# DIRECTIONS
Search the data for the word "They" and copy every line where it occurs.

# DATA TO PROCESS
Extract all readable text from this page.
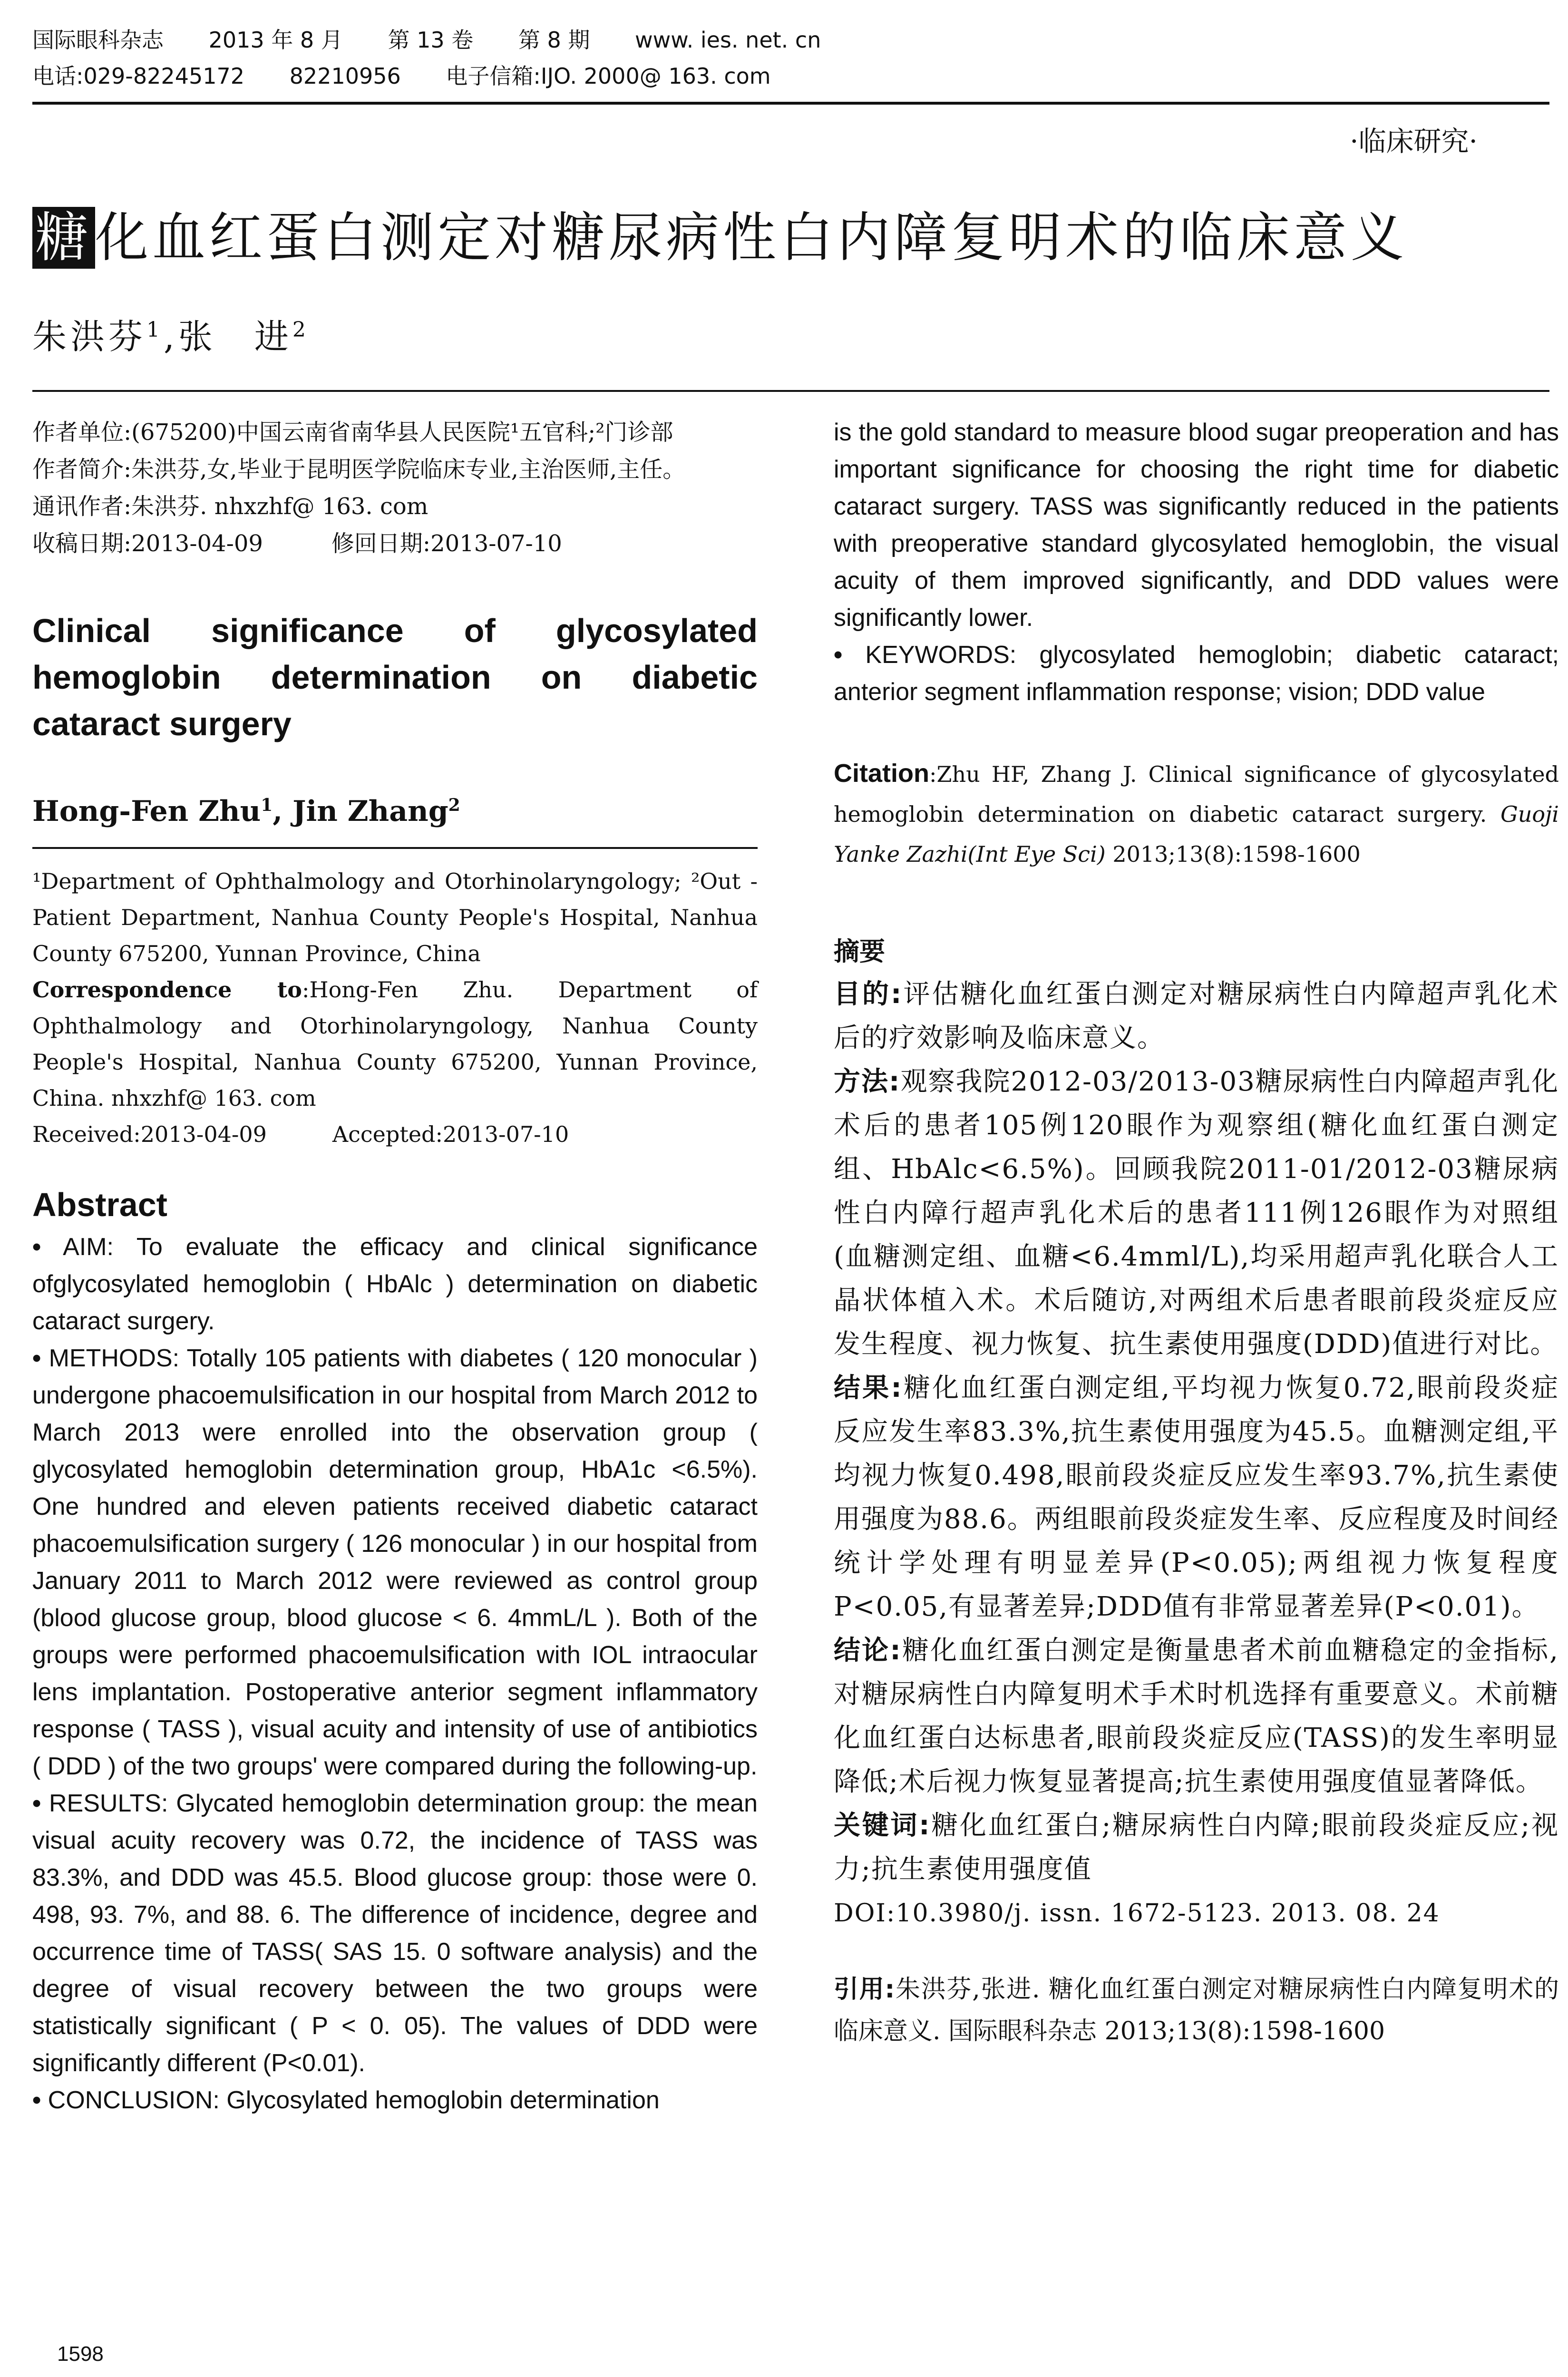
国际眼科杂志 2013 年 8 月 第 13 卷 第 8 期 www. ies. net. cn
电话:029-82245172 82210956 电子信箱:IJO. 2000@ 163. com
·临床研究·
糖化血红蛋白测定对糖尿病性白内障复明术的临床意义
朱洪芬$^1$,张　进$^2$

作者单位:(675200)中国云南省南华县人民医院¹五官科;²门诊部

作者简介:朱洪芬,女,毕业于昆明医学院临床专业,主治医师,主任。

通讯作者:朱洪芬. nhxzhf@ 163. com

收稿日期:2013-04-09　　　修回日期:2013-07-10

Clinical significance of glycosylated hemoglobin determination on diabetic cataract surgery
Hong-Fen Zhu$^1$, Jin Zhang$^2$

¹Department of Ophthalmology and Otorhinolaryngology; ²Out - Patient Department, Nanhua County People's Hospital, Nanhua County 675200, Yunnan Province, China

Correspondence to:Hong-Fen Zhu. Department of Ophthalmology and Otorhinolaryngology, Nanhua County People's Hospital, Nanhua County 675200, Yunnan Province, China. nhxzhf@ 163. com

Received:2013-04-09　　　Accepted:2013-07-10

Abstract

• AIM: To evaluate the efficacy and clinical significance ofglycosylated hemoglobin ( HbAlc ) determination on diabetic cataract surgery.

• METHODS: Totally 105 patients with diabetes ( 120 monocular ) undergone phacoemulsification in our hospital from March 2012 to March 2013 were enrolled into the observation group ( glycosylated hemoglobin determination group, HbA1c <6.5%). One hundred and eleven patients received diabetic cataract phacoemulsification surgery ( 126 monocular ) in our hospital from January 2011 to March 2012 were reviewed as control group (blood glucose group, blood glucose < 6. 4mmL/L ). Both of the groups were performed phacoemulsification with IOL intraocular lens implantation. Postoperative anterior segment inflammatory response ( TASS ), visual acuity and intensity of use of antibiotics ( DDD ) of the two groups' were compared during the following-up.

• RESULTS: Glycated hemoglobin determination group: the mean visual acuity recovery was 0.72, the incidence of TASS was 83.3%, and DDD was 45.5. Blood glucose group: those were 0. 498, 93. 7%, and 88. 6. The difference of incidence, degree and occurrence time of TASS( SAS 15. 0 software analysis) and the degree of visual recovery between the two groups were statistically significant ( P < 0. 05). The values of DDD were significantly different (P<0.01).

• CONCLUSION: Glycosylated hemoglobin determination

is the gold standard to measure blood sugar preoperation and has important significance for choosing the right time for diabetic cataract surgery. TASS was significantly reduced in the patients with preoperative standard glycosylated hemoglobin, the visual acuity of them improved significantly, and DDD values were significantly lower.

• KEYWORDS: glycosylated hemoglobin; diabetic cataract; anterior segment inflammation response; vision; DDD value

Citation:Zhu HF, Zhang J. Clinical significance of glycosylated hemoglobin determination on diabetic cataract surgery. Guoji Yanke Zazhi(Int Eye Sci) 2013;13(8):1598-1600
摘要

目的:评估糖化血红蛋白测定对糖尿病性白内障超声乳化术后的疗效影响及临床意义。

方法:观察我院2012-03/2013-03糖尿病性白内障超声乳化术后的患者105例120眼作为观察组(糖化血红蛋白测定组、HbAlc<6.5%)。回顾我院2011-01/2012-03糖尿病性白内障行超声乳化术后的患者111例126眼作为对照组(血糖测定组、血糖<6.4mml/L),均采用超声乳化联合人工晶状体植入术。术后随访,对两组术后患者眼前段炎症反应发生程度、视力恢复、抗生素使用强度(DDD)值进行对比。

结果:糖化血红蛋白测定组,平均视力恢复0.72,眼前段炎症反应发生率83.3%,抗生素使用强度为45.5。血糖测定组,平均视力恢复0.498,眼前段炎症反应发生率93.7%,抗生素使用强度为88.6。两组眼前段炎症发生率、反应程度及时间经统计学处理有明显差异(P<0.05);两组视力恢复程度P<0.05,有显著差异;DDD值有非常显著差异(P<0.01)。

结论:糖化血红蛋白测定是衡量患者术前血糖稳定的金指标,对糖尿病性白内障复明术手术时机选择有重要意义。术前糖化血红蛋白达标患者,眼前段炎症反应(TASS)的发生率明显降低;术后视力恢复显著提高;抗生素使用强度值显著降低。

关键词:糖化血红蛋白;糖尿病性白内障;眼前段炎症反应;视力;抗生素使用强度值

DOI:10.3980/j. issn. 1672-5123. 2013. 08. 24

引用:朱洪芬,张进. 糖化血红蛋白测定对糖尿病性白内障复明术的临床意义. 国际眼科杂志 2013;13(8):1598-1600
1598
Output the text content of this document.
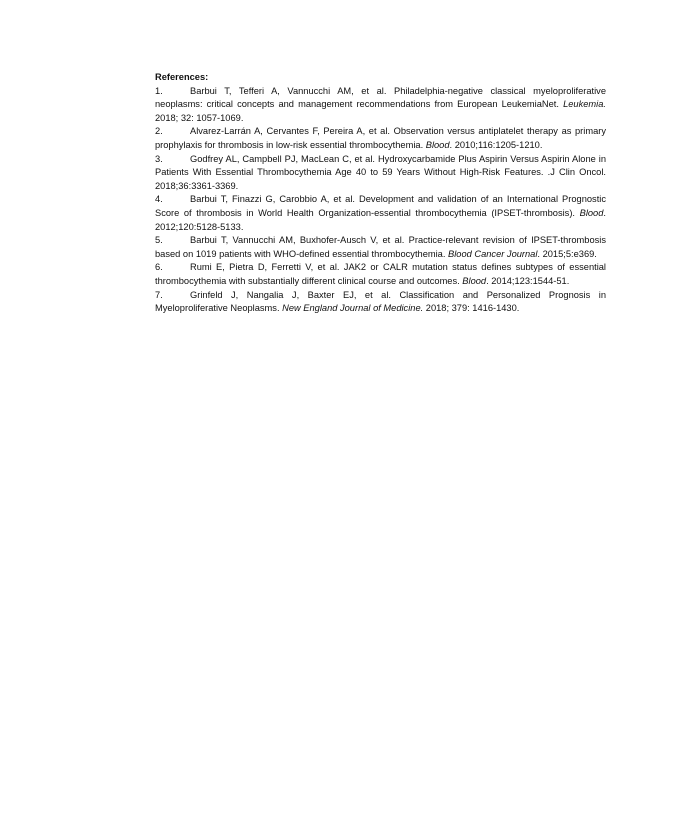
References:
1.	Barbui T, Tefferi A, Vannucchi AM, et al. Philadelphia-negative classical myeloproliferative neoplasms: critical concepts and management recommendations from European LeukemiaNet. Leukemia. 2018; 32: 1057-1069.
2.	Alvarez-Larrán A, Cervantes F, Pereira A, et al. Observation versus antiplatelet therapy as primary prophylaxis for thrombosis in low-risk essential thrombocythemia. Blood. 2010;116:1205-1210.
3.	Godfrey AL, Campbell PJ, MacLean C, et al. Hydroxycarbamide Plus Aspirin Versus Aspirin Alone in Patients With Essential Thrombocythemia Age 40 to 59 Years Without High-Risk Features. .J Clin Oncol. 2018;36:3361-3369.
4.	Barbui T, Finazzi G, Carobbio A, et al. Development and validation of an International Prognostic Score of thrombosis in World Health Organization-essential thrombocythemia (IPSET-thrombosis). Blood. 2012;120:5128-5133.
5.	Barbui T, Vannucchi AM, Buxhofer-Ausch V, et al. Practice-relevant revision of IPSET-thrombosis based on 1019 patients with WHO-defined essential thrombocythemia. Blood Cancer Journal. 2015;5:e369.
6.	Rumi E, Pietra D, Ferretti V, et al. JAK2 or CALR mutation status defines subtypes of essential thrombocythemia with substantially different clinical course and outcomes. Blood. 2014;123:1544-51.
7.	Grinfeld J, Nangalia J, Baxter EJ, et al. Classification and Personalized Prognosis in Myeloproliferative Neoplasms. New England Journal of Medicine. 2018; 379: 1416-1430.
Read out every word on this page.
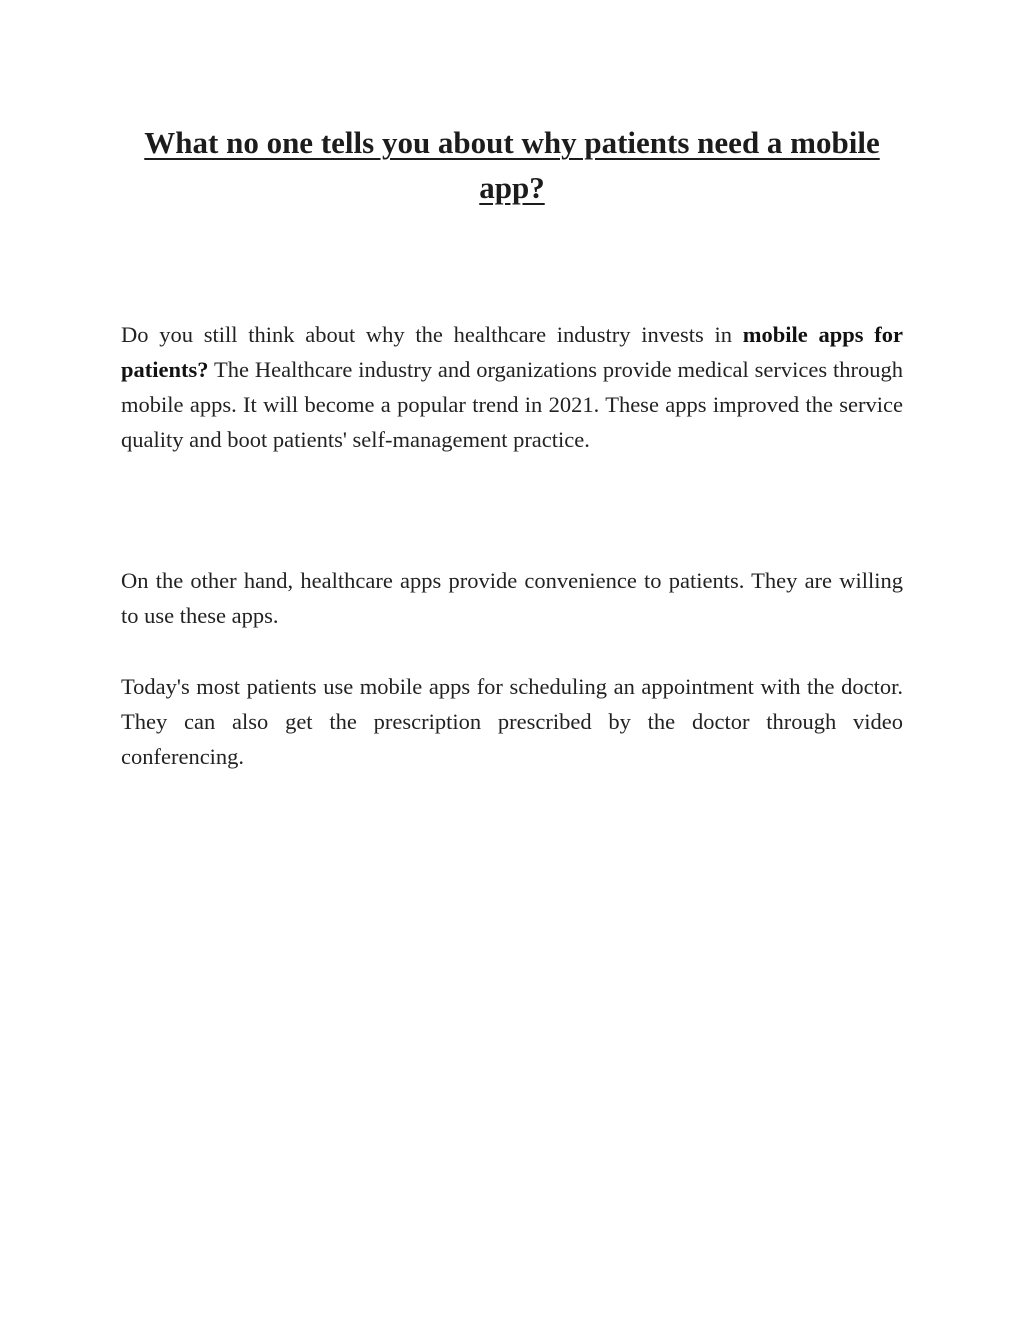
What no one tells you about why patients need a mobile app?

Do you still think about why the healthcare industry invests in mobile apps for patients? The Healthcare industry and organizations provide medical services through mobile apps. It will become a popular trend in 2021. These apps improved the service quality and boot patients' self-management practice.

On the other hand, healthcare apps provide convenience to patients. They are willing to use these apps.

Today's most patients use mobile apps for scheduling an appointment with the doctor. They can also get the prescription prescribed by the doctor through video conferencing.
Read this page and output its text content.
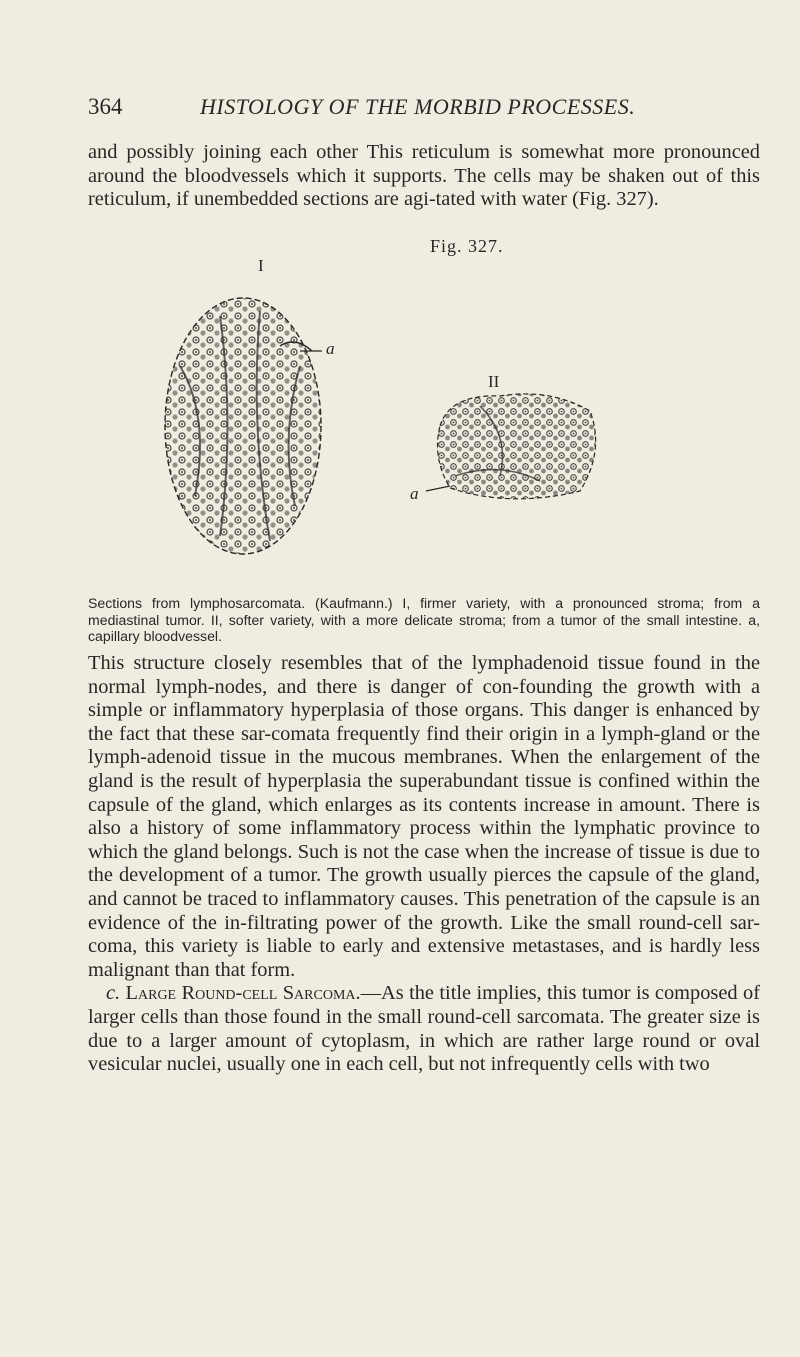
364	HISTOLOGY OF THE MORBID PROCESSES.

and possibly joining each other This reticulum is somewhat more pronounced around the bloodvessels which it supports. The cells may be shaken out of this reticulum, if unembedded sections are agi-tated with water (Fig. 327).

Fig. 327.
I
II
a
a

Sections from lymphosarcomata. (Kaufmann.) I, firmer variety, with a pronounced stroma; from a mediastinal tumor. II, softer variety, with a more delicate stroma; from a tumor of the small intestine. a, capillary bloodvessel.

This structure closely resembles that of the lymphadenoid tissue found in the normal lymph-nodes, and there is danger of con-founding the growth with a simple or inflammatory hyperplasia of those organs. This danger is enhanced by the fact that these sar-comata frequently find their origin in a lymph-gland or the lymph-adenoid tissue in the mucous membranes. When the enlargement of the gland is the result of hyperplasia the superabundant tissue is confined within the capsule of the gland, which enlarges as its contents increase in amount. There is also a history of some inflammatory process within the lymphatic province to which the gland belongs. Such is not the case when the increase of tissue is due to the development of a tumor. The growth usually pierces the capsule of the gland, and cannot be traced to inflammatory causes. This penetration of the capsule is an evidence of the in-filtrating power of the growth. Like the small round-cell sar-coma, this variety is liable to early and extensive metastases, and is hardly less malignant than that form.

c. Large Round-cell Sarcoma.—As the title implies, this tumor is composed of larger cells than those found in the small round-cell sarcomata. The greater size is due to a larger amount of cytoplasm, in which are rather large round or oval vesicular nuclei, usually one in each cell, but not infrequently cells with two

# ANSWER
On the other hand, healthcare apps provide convenience to patients. They are willing to use these apps.
Today's most patients use mobile apps for scheduling an appointment with the doctor. They can also get the prescription prescribed by the doctor through video conferencing.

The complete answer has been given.